Repeat the material in full. Keep every line exactly as it is.

_Supplied records_:
◇ ◇ ◇ ◇

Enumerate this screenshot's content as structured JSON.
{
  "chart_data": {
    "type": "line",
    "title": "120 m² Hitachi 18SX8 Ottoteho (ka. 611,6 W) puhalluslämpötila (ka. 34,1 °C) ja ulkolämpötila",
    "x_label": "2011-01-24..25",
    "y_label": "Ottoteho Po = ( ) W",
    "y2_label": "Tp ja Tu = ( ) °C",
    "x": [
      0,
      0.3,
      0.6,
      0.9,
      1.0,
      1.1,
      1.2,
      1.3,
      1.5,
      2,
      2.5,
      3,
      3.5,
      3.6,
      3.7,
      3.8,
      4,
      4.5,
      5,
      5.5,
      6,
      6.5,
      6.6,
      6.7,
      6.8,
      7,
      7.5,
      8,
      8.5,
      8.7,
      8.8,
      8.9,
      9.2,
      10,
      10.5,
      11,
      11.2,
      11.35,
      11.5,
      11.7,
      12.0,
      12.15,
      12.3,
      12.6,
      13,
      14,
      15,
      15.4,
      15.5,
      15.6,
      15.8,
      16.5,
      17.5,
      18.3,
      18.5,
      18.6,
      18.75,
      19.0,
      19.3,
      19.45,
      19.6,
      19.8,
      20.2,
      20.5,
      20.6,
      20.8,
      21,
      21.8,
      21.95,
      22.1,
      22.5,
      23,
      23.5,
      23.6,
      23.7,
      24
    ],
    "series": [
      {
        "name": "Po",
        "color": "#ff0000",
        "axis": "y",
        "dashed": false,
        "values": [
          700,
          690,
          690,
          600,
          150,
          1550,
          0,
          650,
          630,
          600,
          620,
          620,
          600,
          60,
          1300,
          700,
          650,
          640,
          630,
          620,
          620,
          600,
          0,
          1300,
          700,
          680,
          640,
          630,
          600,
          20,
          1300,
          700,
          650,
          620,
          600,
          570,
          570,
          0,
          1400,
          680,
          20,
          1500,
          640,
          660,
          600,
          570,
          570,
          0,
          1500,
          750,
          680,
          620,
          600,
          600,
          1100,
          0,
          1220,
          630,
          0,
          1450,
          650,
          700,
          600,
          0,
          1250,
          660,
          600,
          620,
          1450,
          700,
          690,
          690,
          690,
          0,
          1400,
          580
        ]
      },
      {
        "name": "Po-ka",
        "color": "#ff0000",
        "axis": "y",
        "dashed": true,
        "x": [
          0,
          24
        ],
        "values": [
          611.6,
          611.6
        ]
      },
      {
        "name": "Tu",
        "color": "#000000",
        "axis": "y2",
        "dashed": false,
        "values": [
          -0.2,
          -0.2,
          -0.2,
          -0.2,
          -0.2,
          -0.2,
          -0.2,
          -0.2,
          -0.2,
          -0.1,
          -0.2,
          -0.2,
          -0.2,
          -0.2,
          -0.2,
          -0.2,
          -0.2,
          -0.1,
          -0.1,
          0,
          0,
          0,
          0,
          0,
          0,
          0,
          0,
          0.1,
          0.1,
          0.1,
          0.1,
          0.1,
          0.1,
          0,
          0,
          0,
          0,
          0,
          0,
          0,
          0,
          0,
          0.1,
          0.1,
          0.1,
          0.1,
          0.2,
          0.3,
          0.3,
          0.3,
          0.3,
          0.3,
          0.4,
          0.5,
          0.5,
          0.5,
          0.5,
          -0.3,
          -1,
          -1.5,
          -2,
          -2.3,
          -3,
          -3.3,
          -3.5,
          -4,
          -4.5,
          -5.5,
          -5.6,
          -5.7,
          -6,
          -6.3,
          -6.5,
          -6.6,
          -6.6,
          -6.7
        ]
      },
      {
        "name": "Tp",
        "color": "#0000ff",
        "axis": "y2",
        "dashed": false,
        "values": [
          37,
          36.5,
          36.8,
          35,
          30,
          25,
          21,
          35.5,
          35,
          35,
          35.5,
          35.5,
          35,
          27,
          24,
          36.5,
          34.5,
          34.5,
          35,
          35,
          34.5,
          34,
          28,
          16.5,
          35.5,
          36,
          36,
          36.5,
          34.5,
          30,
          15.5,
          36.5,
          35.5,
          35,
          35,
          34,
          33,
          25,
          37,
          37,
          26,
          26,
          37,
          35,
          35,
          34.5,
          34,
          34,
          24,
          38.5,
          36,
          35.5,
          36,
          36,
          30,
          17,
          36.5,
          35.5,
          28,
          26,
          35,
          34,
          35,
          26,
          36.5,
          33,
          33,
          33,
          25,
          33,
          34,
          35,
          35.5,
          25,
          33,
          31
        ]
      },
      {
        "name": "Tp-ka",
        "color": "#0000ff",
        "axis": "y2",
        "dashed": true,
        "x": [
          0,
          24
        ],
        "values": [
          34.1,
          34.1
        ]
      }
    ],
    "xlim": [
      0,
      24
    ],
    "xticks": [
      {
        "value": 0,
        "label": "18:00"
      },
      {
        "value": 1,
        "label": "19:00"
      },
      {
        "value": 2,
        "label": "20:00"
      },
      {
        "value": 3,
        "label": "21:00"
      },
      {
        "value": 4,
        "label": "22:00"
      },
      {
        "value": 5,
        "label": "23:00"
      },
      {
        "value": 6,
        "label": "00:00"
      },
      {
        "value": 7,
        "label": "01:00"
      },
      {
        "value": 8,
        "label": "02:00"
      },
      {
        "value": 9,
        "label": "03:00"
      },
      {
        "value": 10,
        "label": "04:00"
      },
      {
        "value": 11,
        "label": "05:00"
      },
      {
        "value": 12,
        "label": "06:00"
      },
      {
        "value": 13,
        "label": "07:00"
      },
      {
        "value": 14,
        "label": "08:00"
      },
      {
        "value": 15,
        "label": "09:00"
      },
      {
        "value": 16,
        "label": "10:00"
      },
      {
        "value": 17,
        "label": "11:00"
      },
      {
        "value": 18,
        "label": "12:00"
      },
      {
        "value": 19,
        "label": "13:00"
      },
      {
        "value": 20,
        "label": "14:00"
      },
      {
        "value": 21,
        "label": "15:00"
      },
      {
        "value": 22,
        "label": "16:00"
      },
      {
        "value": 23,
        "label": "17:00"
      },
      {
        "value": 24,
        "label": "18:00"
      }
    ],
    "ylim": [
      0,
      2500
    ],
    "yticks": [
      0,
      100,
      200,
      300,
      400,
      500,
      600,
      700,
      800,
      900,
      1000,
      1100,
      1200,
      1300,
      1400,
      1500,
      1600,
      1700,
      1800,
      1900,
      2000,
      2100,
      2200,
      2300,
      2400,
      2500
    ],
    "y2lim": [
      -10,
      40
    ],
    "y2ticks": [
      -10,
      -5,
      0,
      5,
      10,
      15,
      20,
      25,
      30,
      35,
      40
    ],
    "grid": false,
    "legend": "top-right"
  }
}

◇ ◇ ◇ ◇

_Answer_:
Enumerate this screenshot's content as structured JSON.
{
  "chart_data": {
    "type": "line",
    "title": "120 m² Hitachi 18SX8 Ottoteho (ka. 611,6 W) puhalluslämpötila (ka. 34,1 °C) ja ulkolämpötila",
    "x_label": "2011-01-24..25",
    "y_label": "Ottoteho Po = ( ) W",
    "y2_label": "Tp ja Tu = ( ) °C",
    "x": [
      0,
      0.3,
      0.6,
      0.9,
      1.0,
      1.1,
      1.2,
      1.3,
      1.5,
      2,
      2.5,
      3,
      3.5,
      3.6,
      3.7,
      3.8,
      4,
      4.5,
      5,
      5.5,
      6,
      6.5,
      6.6,
      6.7,
      6.8,
      7,
      7.5,
      8,
      8.5,
      8.7,
      8.8,
      8.9,
      9.2,
      10,
      10.5,
      11,
      11.2,
      11.35,
      11.5,
      11.7,
      12.0,
      12.15,
      12.3,
      12.6,
      13,
      14,
      15,
      15.4,
      15.5,
      15.6,
      15.8,
      16.5,
      17.5,
      18.3,
      18.5,
      18.6,
      18.75,
      19.0,
      19.3,
      19.45,
      19.6,
      19.8,
      20.2,
      20.5,
      20.6,
      20.8,
      21,
      21.8,
      21.95,
      22.1,
      22.5,
      23,
      23.5,
      23.6,
      23.7,
      24
    ],
    "series": [
      {
        "name": "Po",
        "color": "#ff0000",
        "axis": "y",
        "dashed": false,
        "values": [
          700,
          690,
          690,
          600,
          150,
          1550,
          0,
          650,
          630,
          600,
          620,
          620,
          600,
          60,
          1300,
          700,
          650,
          640,
          630,
          620,
          620,
          600,
          0,
          1300,
          700,
          680,
          640,
          630,
          600,
          20,
          1300,
          700,
          650,
          620,
          600,
          570,
          570,
          0,
          1400,
          680,
          20,
          1500,
          640,
          660,
          600,
          570,
          570,
          0,
          1500,
          750,
          680,
          620,
          600,
          600,
          1100,
          0,
          1220,
          630,
          0,
          1450,
          650,
          700,
          600,
          0,
          1250,
          660,
          600,
          620,
          1450,
          700,
          690,
          690,
          690,
          0,
          1400,
          580
        ]
      },
      {
        "name": "Po-ka",
        "color": "#ff0000",
        "axis": "y",
        "dashed": true,
        "x": [
          0,
          24
        ],
        "values": [
          611.6,
          611.6
        ]
      },
      {
        "name": "Tu",
        "color": "#000000",
        "axis": "y2",
        "dashed": false,
        "values": [
          -0.2,
          -0.2,
          -0.2,
          -0.2,
          -0.2,
          -0.2,
          -0.2,
          -0.2,
          -0.2,
          -0.1,
          -0.2,
          -0.2,
          -0.2,
          -0.2,
          -0.2,
          -0.2,
          -0.2,
          -0.1,
          -0.1,
          0,
          0,
          0,
          0,
          0,
          0,
          0,
          0,
          0.1,
          0.1,
          0.1,
          0.1,
          0.1,
          0.1,
          0,
          0,
          0,
          0,
          0,
          0,
          0,
          0,
          0,
          0.1,
          0.1,
          0.1,
          0.1,
          0.2,
          0.3,
          0.3,
          0.3,
          0.3,
          0.3,
          0.4,
          0.5,
          0.5,
          0.5,
          0.5,
          -0.3,
          -1,
          -1.5,
          -2,
          -2.3,
          -3,
          -3.3,
          -3.5,
          -4,
          -4.5,
          -5.5,
          -5.6,
          -5.7,
          -6,
          -6.3,
          -6.5,
          -6.6,
          -6.6,
          -6.7
        ]
      },
      {
        "name": "Tp",
        "color": "#0000ff",
        "axis": "y2",
        "dashed": false,
        "values": [
          37,
          36.5,
          36.8,
          35,
          30,
          25,
          21,
          35.5,
          35,
          35,
          35.5,
          35.5,
          35,
          27,
          24,
          36.5,
          34.5,
          34.5,
          35,
          35,
          34.5,
          34,
          28,
          16.5,
          35.5,
          36,
          36,
          36.5,
          34.5,
          30,
          15.5,
          36.5,
          35.5,
          35,
          35,
          34,
          33,
          25,
          37,
          37,
          26,
          26,
          37,
          35,
          35,
          34.5,
          34,
          34,
          24,
          38.5,
          36,
          35.5,
          36,
          36,
          30,
          17,
          36.5,
          35.5,
          28,
          26,
          35,
          34,
          35,
          26,
          36.5,
          33,
          33,
          33,
          25,
          33,
          34,
          35,
          35.5,
          25,
          33,
          31
        ]
      },
      {
        "name": "Tp-ka",
        "color": "#0000ff",
        "axis": "y2",
        "dashed": true,
        "x": [
          0,
          24
        ],
        "values": [
          34.1,
          34.1
        ]
      }
    ],
    "xlim": [
      0,
      24
    ],
    "xticks": [
      {
        "value": 0,
        "label": "18:00"
      },
      {
        "value": 1,
        "label": "19:00"
      },
      {
        "value": 2,
        "label": "20:00"
      },
      {
        "value": 3,
        "label": "21:00"
      },
      {
        "value": 4,
        "label": "22:00"
      },
      {
        "value": 5,
        "label": "23:00"
      },
      {
        "value": 6,
        "label": "00:00"
      },
      {
        "value": 7,
        "label": "01:00"
      },
      {
        "value": 8,
        "label": "02:00"
      },
      {
        "value": 9,
        "label": "03:00"
      },
      {
        "value": 10,
        "label": "04:00"
      },
      {
        "value": 11,
        "label": "05:00"
      },
      {
        "value": 12,
        "label": "06:00"
      },
      {
        "value": 13,
        "label": "07:00"
      },
      {
        "value": 14,
        "label": "08:00"
      },
      {
        "value": 15,
        "label": "09:00"
      },
      {
        "value": 16,
        "label": "10:00"
      },
      {
        "value": 17,
        "label": "11:00"
      },
      {
        "value": 18,
        "label": "12:00"
      },
      {
        "value": 19,
        "label": "13:00"
      },
      {
        "value": 20,
        "label": "14:00"
      },
      {
        "value": 21,
        "label": "15:00"
      },
      {
        "value": 22,
        "label": "16:00"
      },
      {
        "value": 23,
        "label": "17:00"
      },
      {
        "value": 24,
        "label": "18:00"
      }
    ],
    "ylim": [
      0,
      2500
    ],
    "yticks": [
      0,
      100,
      200,
      300,
      400,
      500,
      600,
      700,
      800,
      900,
      1000,
      1100,
      1200,
      1300,
      1400,
      1500,
      1600,
      1700,
      1800,
      1900,
      2000,
      2100,
      2200,
      2300,
      2400,
      2500
    ],
    "y2lim": [
      -10,
      40
    ],
    "y2ticks": [
      -10,
      -5,
      0,
      5,
      10,
      15,
      20,
      25,
      30,
      35,
      40
    ],
    "grid": false,
    "legend": "top-right"
  }
}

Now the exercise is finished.